*Objective*. Count how many lines in the data below contain the string "Registry", matching case exactly, and reply with the number alone.

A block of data
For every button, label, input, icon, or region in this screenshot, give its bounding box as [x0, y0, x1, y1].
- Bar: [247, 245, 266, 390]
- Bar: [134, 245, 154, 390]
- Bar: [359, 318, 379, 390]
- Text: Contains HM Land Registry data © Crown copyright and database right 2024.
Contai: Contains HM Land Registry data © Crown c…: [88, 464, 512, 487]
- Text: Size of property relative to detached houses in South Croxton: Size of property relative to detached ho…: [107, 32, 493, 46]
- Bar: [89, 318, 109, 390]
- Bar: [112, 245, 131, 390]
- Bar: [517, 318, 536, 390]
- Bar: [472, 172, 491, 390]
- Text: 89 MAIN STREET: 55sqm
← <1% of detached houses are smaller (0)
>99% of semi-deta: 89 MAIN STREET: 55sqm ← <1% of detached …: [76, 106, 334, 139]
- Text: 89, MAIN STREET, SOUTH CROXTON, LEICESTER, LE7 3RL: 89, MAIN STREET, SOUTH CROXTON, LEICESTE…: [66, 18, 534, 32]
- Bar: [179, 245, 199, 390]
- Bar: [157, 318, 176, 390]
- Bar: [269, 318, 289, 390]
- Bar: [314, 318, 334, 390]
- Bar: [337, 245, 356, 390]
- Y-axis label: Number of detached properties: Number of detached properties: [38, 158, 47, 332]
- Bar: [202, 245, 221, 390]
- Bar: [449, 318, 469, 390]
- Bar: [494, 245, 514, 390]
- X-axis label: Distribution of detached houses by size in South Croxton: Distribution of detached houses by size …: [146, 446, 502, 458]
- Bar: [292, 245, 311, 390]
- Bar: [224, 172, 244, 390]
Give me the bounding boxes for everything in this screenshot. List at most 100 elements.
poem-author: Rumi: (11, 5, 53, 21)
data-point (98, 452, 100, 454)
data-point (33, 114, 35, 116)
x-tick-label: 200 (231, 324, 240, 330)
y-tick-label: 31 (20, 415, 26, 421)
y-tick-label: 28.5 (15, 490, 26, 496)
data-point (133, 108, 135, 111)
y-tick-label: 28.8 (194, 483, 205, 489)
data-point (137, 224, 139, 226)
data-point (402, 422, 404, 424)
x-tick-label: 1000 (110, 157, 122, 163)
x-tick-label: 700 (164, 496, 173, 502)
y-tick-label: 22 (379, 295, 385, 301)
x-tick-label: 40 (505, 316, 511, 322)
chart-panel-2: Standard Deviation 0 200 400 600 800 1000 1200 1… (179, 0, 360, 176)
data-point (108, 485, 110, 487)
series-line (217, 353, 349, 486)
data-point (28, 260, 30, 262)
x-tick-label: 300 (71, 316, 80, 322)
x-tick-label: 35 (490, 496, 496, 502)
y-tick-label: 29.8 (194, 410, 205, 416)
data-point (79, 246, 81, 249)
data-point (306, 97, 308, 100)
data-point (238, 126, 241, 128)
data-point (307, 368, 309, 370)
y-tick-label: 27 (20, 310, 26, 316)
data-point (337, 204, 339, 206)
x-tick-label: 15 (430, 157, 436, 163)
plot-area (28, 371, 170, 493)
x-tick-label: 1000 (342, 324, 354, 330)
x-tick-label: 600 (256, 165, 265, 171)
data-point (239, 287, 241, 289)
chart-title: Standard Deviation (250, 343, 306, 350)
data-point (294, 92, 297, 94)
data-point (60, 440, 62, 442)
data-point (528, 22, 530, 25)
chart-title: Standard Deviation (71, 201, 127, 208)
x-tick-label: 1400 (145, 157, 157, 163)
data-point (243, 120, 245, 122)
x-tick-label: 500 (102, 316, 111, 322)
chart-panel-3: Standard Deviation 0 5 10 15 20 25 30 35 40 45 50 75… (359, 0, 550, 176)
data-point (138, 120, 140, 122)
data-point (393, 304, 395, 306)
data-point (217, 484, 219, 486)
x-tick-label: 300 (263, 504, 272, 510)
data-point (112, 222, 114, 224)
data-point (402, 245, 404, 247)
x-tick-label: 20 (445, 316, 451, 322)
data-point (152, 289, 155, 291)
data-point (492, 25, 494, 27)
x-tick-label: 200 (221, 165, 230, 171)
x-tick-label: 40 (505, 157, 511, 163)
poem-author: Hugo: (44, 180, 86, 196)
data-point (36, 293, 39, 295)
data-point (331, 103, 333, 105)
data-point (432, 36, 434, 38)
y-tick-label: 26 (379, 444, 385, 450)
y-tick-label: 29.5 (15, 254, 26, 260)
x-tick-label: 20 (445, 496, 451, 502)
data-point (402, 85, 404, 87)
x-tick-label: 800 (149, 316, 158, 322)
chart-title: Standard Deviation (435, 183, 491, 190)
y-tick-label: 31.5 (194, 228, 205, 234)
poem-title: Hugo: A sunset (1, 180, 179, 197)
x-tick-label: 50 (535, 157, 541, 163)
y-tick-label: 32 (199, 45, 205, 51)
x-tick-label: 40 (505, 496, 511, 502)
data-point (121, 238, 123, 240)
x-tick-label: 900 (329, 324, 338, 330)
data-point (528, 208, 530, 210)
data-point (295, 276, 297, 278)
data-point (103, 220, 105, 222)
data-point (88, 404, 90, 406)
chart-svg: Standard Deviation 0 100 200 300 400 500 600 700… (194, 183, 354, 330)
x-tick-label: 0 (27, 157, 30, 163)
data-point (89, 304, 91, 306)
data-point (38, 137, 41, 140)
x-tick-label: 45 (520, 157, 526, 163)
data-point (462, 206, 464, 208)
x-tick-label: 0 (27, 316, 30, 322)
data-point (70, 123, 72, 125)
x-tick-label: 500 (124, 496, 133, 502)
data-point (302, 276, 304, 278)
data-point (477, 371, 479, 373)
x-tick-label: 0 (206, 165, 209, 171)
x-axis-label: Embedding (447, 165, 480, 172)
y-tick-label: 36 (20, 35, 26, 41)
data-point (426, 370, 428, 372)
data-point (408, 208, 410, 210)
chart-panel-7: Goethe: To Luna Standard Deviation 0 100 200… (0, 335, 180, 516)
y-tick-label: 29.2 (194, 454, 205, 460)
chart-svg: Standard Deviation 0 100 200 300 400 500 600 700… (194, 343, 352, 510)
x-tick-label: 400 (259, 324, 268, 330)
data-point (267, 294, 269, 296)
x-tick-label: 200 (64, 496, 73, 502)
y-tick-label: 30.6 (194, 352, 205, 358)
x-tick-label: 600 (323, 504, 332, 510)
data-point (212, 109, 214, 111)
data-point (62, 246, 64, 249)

*Solution to this task*. 2